### Exercise
Copy all of the records below verbatim.

### Available data
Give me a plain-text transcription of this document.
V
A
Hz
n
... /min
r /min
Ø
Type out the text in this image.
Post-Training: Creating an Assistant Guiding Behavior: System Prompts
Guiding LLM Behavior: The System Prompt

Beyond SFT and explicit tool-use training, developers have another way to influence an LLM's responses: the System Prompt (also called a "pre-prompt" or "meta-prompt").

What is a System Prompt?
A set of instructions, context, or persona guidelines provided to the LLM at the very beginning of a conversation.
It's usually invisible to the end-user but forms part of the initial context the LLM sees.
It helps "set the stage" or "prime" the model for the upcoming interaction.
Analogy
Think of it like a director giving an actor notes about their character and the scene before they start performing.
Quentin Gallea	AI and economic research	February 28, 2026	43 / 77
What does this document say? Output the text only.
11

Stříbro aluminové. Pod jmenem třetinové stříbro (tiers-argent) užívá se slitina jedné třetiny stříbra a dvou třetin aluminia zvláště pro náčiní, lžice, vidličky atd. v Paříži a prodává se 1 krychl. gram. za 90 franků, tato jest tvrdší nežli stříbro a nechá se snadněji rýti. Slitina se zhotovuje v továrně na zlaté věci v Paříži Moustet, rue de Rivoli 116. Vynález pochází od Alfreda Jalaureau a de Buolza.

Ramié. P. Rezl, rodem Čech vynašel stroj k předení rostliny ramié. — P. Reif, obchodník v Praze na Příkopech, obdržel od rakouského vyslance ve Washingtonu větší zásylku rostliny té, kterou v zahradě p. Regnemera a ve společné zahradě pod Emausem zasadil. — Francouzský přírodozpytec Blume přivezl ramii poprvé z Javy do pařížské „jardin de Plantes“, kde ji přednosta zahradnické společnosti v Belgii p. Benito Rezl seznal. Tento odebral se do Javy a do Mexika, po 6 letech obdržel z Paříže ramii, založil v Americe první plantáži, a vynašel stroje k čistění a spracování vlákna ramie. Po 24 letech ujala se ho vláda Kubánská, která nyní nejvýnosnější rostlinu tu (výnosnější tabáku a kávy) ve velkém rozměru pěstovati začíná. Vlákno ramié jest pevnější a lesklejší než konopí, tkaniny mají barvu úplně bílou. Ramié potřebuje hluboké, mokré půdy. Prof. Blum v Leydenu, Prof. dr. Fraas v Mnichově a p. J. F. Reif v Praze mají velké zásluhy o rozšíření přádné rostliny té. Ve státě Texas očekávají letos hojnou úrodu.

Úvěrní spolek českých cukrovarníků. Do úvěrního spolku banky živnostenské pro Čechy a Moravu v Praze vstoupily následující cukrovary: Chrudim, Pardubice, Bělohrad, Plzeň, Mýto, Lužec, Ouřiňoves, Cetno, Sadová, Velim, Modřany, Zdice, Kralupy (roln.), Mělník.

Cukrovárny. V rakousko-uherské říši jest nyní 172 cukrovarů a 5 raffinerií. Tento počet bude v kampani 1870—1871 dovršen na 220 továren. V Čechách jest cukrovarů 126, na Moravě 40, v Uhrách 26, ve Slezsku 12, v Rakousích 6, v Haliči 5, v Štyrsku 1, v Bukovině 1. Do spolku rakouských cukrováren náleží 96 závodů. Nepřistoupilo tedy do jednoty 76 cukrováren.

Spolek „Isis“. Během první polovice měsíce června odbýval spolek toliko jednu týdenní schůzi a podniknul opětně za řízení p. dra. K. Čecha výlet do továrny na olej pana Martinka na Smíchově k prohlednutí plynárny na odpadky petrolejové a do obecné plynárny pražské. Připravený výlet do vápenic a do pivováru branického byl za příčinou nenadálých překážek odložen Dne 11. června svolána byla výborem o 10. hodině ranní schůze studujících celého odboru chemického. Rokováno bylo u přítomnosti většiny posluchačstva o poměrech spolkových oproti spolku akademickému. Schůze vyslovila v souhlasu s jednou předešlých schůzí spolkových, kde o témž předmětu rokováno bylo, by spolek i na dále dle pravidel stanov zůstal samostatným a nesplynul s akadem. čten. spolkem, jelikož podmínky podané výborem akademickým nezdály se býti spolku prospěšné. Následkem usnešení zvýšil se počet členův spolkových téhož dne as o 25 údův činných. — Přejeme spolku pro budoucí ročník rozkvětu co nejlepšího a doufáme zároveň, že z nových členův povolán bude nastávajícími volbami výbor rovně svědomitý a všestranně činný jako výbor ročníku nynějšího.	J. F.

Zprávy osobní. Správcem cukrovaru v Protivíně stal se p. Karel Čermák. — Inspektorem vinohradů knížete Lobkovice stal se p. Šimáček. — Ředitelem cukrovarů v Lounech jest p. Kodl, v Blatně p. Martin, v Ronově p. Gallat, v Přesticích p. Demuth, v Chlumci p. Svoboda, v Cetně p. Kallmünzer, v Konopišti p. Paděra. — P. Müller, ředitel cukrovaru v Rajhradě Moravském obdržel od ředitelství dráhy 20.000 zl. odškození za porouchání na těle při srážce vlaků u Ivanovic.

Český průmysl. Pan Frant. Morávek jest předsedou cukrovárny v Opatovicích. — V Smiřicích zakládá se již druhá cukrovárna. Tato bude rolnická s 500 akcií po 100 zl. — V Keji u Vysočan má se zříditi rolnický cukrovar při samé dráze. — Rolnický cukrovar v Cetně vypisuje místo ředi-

### Right answer
Give me a plain-text transcription of this document.
V
A
Hz
n
... /min
r /min
Ø
Type out the text in this image.
Post-Training: Creating an Assistant Guiding Behavior: System Prompts
Guiding LLM Behavior: The System Prompt

Beyond SFT and explicit tool-use training, developers have another way to influence an LLM's responses: the System Prompt (also called a "pre-prompt" or "meta-prompt").

What is a System Prompt?
A set of instructions, context, or persona guidelines provided to the LLM at the very beginning of a conversation.
It's usually invisible to the end-user but forms part of the initial context the LLM sees.
It helps "set the stage" or "prime" the model for the upcoming interaction.
Analogy
Think of it like a director giving an actor notes about their character and the scene before they start performing.
Quentin Gallea	AI and economic research	February 28, 2026	43 / 77
What does this document say? Output the text only.
11

Stříbro aluminové. Pod jmenem třetinové stříbro (tiers-argent) užívá se slitina jedné třetiny stříbra a dvou třetin aluminia zvláště pro náčiní, lžice, vidličky atd. v Paříži a prodává se 1 krychl. gram. za 90 franků, tato jest tvrdší nežli stříbro a nechá se snadněji rýti. Slitina se zhotovuje v továrně na zlaté věci v Paříži Moustet, rue de Rivoli 116. Vynález pochází od Alfreda Jalaureau a de Buolza.

Ramié. P. Rezl, rodem Čech vynašel stroj k předení rostliny ramié. — P. Reif, obchodník v Praze na Příkopech, obdržel od rakouského vyslance ve Washingtonu větší zásylku rostliny té, kterou v zahradě p. Regnemera a ve společné zahradě pod Emausem zasadil. — Francouzský přírodozpytec Blume přivezl ramii poprvé z Javy do pařížské „jardin de Plantes“, kde ji přednosta zahradnické společnosti v Belgii p. Benito Rezl seznal. Tento odebral se do Javy a do Mexika, po 6 letech obdržel z Paříže ramii, založil v Americe první plantáži, a vynašel stroje k čistění a spracování vlákna ramie. Po 24 letech ujala se ho vláda Kubánská, která nyní nejvýnosnější rostlinu tu (výnosnější tabáku a kávy) ve velkém rozměru pěstovati začíná. Vlákno ramié jest pevnější a lesklejší než konopí, tkaniny mají barvu úplně bílou. Ramié potřebuje hluboké, mokré půdy. Prof. Blum v Leydenu, Prof. dr. Fraas v Mnichově a p. J. F. Reif v Praze mají velké zásluhy o rozšíření přádné rostliny té. Ve státě Texas očekávají letos hojnou úrodu.

Úvěrní spolek českých cukrovarníků. Do úvěrního spolku banky živnostenské pro Čechy a Moravu v Praze vstoupily následující cukrovary: Chrudim, Pardubice, Bělohrad, Plzeň, Mýto, Lužec, Ouřiňoves, Cetno, Sadová, Velim, Modřany, Zdice, Kralupy (roln.), Mělník.

Cukrovárny. V rakousko-uherské říši jest nyní 172 cukrovarů a 5 raffinerií. Tento počet bude v kampani 1870—1871 dovršen na 220 továren. V Čechách jest cukrovarů 126, na Moravě 40, v Uhrách 26, ve Slezsku 12, v Rakousích 6, v Haliči 5, v Štyrsku 1, v Bukovině 1. Do spolku rakouských cukrováren náleží 96 závodů. Nepřistoupilo tedy do jednoty 76 cukrováren.

Spolek „Isis“. Během první polovice měsíce června odbýval spolek toliko jednu týdenní schůzi a podniknul opětně za řízení p. dra. K. Čecha výlet do továrny na olej pana Martinka na Smíchově k prohlednutí plynárny na odpadky petrolejové a do obecné plynárny pražské. Připravený výlet do vápenic a do pivováru branického byl za příčinou nenadálých překážek odložen Dne 11. června svolána byla výborem o 10. hodině ranní schůze studujících celého odboru chemického. Rokováno bylo u přítomnosti většiny posluchačstva o poměrech spolkových oproti spolku akademickému. Schůze vyslovila v souhlasu s jednou předešlých schůzí spolkových, kde o témž předmětu rokováno bylo, by spolek i na dále dle pravidel stanov zůstal samostatným a nesplynul s akadem. čten. spolkem, jelikož podmínky podané výborem akademickým nezdály se býti spolku prospěšné. Následkem usnešení zvýšil se počet členův spolkových téhož dne as o 25 údův činných. — Přejeme spolku pro budoucí ročník rozkvětu co nejlepšího a doufáme zároveň, že z nových členův povolán bude nastávajícími volbami výbor rovně svědomitý a všestranně činný jako výbor ročníku nynějšího.	J. F.

Zprávy osobní. Správcem cukrovaru v Protivíně stal se p. Karel Čermák. — Inspektorem vinohradů knížete Lobkovice stal se p. Šimáček. — Ředitelem cukrovarů v Lounech jest p. Kodl, v Blatně p. Martin, v Ronově p. Gallat, v Přesticích p. Demuth, v Chlumci p. Svoboda, v Cetně p. Kallmünzer, v Konopišti p. Paděra. — P. Müller, ředitel cukrovaru v Rajhradě Moravském obdržel od ředitelství dráhy 20.000 zl. odškození za porouchání na těle při srážce vlaků u Ivanovic.

Český průmysl. Pan Frant. Morávek jest předsedou cukrovárny v Opatovicích. — V Smiřicích zakládá se již druhá cukrovárna. Tato bude rolnická s 500 akcií po 100 zl. — V Keji u Vysočan má se zříditi rolnický cukrovar při samé dráze. — Rolnický cukrovar v Cetně vypisuje místo ředi-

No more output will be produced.